▶ [Problem statement]:
Output the records exactly. Include every line.
>> BEGIN
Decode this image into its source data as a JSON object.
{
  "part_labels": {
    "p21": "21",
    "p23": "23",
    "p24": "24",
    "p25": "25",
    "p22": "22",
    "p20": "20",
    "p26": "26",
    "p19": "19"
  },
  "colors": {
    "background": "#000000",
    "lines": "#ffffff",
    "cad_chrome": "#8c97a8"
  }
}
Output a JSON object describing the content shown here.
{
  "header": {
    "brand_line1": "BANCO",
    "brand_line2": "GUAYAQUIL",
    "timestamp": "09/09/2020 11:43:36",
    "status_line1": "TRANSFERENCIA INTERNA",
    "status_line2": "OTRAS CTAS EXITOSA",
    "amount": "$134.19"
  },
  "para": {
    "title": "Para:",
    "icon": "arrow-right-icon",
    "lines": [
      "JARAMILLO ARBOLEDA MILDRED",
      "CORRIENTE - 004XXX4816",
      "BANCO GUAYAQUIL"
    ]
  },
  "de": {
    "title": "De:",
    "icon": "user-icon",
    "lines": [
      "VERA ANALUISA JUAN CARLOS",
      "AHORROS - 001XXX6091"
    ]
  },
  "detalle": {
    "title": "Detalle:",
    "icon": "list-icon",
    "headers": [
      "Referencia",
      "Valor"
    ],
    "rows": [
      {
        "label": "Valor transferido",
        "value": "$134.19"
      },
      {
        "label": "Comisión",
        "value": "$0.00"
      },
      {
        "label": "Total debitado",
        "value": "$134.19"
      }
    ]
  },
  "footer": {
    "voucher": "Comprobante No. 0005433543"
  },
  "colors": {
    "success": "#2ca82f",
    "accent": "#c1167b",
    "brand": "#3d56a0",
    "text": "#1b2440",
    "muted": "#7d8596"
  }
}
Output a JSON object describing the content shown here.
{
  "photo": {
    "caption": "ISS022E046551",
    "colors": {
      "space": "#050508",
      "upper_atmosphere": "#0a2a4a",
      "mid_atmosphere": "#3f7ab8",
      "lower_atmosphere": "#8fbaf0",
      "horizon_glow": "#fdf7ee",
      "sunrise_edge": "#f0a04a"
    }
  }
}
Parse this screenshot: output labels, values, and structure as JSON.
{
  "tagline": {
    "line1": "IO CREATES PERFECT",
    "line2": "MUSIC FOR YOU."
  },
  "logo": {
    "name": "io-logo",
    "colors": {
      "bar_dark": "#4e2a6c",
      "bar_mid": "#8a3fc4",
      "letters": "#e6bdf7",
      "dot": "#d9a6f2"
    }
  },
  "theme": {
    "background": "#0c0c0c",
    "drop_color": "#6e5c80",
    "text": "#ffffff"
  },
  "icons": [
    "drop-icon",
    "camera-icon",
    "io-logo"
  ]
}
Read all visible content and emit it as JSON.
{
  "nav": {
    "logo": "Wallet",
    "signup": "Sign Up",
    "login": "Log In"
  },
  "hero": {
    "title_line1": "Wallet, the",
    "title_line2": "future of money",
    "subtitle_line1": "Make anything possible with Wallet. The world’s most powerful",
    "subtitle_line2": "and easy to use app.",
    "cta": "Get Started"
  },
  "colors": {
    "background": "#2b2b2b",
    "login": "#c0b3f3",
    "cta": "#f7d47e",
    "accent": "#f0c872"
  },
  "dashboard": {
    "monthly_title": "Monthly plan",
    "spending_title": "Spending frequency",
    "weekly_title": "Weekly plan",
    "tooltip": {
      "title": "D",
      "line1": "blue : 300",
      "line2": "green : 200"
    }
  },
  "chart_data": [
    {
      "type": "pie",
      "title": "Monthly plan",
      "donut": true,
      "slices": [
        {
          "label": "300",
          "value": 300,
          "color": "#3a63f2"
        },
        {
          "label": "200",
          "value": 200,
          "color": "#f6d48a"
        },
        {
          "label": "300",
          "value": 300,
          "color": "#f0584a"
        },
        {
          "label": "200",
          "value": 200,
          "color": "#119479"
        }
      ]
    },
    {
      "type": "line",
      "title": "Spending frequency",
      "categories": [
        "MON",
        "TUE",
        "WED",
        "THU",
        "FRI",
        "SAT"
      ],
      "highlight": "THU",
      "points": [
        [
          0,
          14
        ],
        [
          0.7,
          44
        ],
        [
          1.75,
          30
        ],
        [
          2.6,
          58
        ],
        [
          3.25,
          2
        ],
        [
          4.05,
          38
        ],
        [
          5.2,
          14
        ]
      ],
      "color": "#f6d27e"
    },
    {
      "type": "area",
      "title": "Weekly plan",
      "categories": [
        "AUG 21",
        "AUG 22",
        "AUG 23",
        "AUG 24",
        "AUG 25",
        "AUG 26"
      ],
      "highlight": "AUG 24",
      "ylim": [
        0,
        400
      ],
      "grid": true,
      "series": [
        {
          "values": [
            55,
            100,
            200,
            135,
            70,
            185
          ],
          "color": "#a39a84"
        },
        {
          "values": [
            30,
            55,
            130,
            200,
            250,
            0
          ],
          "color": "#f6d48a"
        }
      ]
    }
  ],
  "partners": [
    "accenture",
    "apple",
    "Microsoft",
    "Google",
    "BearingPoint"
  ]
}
>> END
▶ [Full response]:
Decode this image into its source data as a JSON object.
{
  "part_labels": {
    "p21": "21",
    "p23": "23",
    "p24": "24",
    "p25": "25",
    "p22": "22",
    "p20": "20",
    "p26": "26",
    "p19": "19"
  },
  "colors": {
    "background": "#000000",
    "lines": "#ffffff",
    "cad_chrome": "#8c97a8"
  }
}
Output a JSON object describing the content shown here.
{
  "header": {
    "brand_line1": "BANCO",
    "brand_line2": "GUAYAQUIL",
    "timestamp": "09/09/2020 11:43:36",
    "status_line1": "TRANSFERENCIA INTERNA",
    "status_line2": "OTRAS CTAS EXITOSA",
    "amount": "$134.19"
  },
  "para": {
    "title": "Para:",
    "icon": "arrow-right-icon",
    "lines": [
      "JARAMILLO ARBOLEDA MILDRED",
      "CORRIENTE - 004XXX4816",
      "BANCO GUAYAQUIL"
    ]
  },
  "de": {
    "title": "De:",
    "icon": "user-icon",
    "lines": [
      "VERA ANALUISA JUAN CARLOS",
      "AHORROS - 001XXX6091"
    ]
  },
  "detalle": {
    "title": "Detalle:",
    "icon": "list-icon",
    "headers": [
      "Referencia",
      "Valor"
    ],
    "rows": [
      {
        "label": "Valor transferido",
        "value": "$134.19"
      },
      {
        "label": "Comisión",
        "value": "$0.00"
      },
      {
        "label": "Total debitado",
        "value": "$134.19"
      }
    ]
  },
  "footer": {
    "voucher": "Comprobante No. 0005433543"
  },
  "colors": {
    "success": "#2ca82f",
    "accent": "#c1167b",
    "brand": "#3d56a0",
    "text": "#1b2440",
    "muted": "#7d8596"
  }
}
Output a JSON object describing the content shown here.
{
  "photo": {
    "caption": "ISS022E046551",
    "colors": {
      "space": "#050508",
      "upper_atmosphere": "#0a2a4a",
      "mid_atmosphere": "#3f7ab8",
      "lower_atmosphere": "#8fbaf0",
      "horizon_glow": "#fdf7ee",
      "sunrise_edge": "#f0a04a"
    }
  }
}
Parse this screenshot: output labels, values, and structure as JSON.
{
  "tagline": {
    "line1": "IO CREATES PERFECT",
    "line2": "MUSIC FOR YOU."
  },
  "logo": {
    "name": "io-logo",
    "colors": {
      "bar_dark": "#4e2a6c",
      "bar_mid": "#8a3fc4",
      "letters": "#e6bdf7",
      "dot": "#d9a6f2"
    }
  },
  "theme": {
    "background": "#0c0c0c",
    "drop_color": "#6e5c80",
    "text": "#ffffff"
  },
  "icons": [
    "drop-icon",
    "camera-icon",
    "io-logo"
  ]
}
Read all visible content and emit it as JSON.
{
  "nav": {
    "logo": "Wallet",
    "signup": "Sign Up",
    "login": "Log In"
  },
  "hero": {
    "title_line1": "Wallet, the",
    "title_line2": "future of money",
    "subtitle_line1": "Make anything possible with Wallet. The world’s most powerful",
    "subtitle_line2": "and easy to use app.",
    "cta": "Get Started"
  },
  "colors": {
    "background": "#2b2b2b",
    "login": "#c0b3f3",
    "cta": "#f7d47e",
    "accent": "#f0c872"
  },
  "dashboard": {
    "monthly_title": "Monthly plan",
    "spending_title": "Spending frequency",
    "weekly_title": "Weekly plan",
    "tooltip": {
      "title": "D",
      "line1": "blue : 300",
      "line2": "green : 200"
    }
  },
  "chart_data": [
    {
      "type": "pie",
      "title": "Monthly plan",
      "donut": true,
      "slices": [
        {
          "label": "300",
          "value": 300,
          "color": "#3a63f2"
        },
        {
          "label": "200",
          "value": 200,
          "color": "#f6d48a"
        },
        {
          "label": "300",
          "value": 300,
          "color": "#f0584a"
        },
        {
          "label": "200",
          "value": 200,
          "color": "#119479"
        }
      ]
    },
    {
      "type": "line",
      "title": "Spending frequency",
      "categories": [
        "MON",
        "TUE",
        "WED",
        "THU",
        "FRI",
        "SAT"
      ],
      "highlight": "THU",
      "points": [
        [
          0,
          14
        ],
        [
          0.7,
          44
        ],
        [
          1.75,
          30
        ],
        [
          2.6,
          58
        ],
        [
          3.25,
          2
        ],
        [
          4.05,
          38
        ],
        [
          5.2,
          14
        ]
      ],
      "color": "#f6d27e"
    },
    {
      "type": "area",
      "title": "Weekly plan",
      "categories": [
        "AUG 21",
        "AUG 22",
        "AUG 23",
        "AUG 24",
        "AUG 25",
        "AUG 26"
      ],
      "highlight": "AUG 24",
      "ylim": [
        0,
        400
      ],
      "grid": true,
      "series": [
        {
          "values": [
            55,
            100,
            200,
            135,
            70,
            185
          ],
          "color": "#a39a84"
        },
        {
          "values": [
            30,
            55,
            130,
            200,
            250,
            0
          ],
          "color": "#f6d48a"
        }
      ]
    }
  ],
  "partners": [
    "accenture",
    "apple",
    "Microsoft",
    "Google",
    "BearingPoint"
  ]
}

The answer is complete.